DIRECTION -
Can you output the records below exactly as they are written?

---- RECORDS SHOWN

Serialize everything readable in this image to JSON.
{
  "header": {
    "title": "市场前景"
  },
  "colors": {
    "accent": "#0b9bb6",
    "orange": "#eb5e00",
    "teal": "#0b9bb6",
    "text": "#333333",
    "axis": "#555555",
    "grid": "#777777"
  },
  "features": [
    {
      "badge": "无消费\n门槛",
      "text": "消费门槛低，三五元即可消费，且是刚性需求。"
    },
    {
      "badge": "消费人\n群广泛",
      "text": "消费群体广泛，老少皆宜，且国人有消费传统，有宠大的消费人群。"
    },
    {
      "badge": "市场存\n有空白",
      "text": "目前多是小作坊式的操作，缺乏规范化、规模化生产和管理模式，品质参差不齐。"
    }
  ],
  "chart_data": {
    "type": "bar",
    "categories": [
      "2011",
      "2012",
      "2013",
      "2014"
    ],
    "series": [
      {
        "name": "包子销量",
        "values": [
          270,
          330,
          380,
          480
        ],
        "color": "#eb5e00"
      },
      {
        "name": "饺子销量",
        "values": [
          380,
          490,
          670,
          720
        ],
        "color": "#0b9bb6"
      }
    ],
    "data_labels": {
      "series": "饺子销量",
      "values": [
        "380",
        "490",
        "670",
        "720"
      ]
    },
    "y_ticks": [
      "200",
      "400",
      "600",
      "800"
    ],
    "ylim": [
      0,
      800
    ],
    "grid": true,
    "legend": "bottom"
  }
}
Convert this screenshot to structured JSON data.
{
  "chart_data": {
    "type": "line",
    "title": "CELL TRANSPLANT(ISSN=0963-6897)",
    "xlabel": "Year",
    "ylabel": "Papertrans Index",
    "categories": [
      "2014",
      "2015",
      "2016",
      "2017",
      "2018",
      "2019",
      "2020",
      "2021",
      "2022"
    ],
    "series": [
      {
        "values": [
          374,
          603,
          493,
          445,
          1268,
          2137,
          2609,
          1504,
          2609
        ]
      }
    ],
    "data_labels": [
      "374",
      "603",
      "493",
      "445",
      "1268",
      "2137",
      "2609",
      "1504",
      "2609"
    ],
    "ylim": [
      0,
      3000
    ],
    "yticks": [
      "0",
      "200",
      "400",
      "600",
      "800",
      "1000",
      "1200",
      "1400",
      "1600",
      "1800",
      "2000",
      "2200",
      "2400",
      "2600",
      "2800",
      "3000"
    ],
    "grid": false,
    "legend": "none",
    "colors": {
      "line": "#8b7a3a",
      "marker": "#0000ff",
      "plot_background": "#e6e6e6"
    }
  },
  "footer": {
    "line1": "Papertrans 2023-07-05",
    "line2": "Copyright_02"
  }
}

--------

THE OUTPUT -
Serialize everything readable in this image to JSON.
{
  "header": {
    "title": "市场前景"
  },
  "colors": {
    "accent": "#0b9bb6",
    "orange": "#eb5e00",
    "teal": "#0b9bb6",
    "text": "#333333",
    "axis": "#555555",
    "grid": "#777777"
  },
  "features": [
    {
      "badge": "无消费\n门槛",
      "text": "消费门槛低，三五元即可消费，且是刚性需求。"
    },
    {
      "badge": "消费人\n群广泛",
      "text": "消费群体广泛，老少皆宜，且国人有消费传统，有宠大的消费人群。"
    },
    {
      "badge": "市场存\n有空白",
      "text": "目前多是小作坊式的操作，缺乏规范化、规模化生产和管理模式，品质参差不齐。"
    }
  ],
  "chart_data": {
    "type": "bar",
    "categories": [
      "2011",
      "2012",
      "2013",
      "2014"
    ],
    "series": [
      {
        "name": "包子销量",
        "values": [
          270,
          330,
          380,
          480
        ],
        "color": "#eb5e00"
      },
      {
        "name": "饺子销量",
        "values": [
          380,
          490,
          670,
          720
        ],
        "color": "#0b9bb6"
      }
    ],
    "data_labels": {
      "series": "饺子销量",
      "values": [
        "380",
        "490",
        "670",
        "720"
      ]
    },
    "y_ticks": [
      "200",
      "400",
      "600",
      "800"
    ],
    "ylim": [
      0,
      800
    ],
    "grid": true,
    "legend": "bottom"
  }
}
Convert this screenshot to structured JSON data.
{
  "chart_data": {
    "type": "line",
    "title": "CELL TRANSPLANT(ISSN=0963-6897)",
    "xlabel": "Year",
    "ylabel": "Papertrans Index",
    "categories": [
      "2014",
      "2015",
      "2016",
      "2017",
      "2018",
      "2019",
      "2020",
      "2021",
      "2022"
    ],
    "series": [
      {
        "values": [
          374,
          603,
          493,
          445,
          1268,
          2137,
          2609,
          1504,
          2609
        ]
      }
    ],
    "data_labels": [
      "374",
      "603",
      "493",
      "445",
      "1268",
      "2137",
      "2609",
      "1504",
      "2609"
    ],
    "ylim": [
      0,
      3000
    ],
    "yticks": [
      "0",
      "200",
      "400",
      "600",
      "800",
      "1000",
      "1200",
      "1400",
      "1600",
      "1800",
      "2000",
      "2200",
      "2400",
      "2600",
      "2800",
      "3000"
    ],
    "grid": false,
    "legend": "none",
    "colors": {
      "line": "#8b7a3a",
      "marker": "#0000ff",
      "plot_background": "#e6e6e6"
    }
  },
  "footer": {
    "line1": "Papertrans 2023-07-05",
    "line2": "Copyright_02"
  }
}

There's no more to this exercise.